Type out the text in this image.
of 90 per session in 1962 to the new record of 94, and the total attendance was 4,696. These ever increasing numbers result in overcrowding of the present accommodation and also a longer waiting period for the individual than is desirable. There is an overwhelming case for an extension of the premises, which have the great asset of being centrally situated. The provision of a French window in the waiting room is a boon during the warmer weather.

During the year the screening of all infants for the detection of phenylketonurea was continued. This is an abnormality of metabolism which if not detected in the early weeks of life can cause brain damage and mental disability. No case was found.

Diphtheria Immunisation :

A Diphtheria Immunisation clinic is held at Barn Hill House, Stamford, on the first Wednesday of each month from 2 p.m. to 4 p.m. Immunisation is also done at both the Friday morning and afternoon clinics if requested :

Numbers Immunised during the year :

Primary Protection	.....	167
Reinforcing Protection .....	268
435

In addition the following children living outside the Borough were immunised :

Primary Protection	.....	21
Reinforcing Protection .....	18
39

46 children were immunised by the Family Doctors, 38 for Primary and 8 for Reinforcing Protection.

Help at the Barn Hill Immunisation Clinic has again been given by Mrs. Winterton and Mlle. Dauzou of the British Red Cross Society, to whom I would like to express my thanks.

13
--- --- ---
• [Task]:
Repeat the preceding lines exactly, please, every one of them.

• [Answer]:
Type out the text in this image.
of 90 per session in 1962 to the new record of 94, and the total attendance was 4,696. These ever increasing numbers result in overcrowding of the present accommodation and also a longer waiting period for the individual than is desirable. There is an overwhelming case for an extension of the premises, which have the great asset of being centrally situated. The provision of a French window in the waiting room is a boon during the warmer weather.

During the year the screening of all infants for the detection of phenylketonurea was continued. This is an abnormality of metabolism which if not detected in the early weeks of life can cause brain damage and mental disability. No case was found.

Diphtheria Immunisation :

A Diphtheria Immunisation clinic is held at Barn Hill House, Stamford, on the first Wednesday of each month from 2 p.m. to 4 p.m. Immunisation is also done at both the Friday morning and afternoon clinics if requested :

Numbers Immunised during the year :

Primary Protection	.....	167
Reinforcing Protection .....	268
435

In addition the following children living outside the Borough were immunised :

Primary Protection	.....	21
Reinforcing Protection .....	18
39

46 children were immunised by the Family Doctors, 38 for Primary and 8 for Reinforcing Protection.

Help at the Barn Hill Immunisation Clinic has again been given by Mrs. Winterton and Mlle. Dauzou of the British Red Cross Society, to whom I would like to express my thanks.

13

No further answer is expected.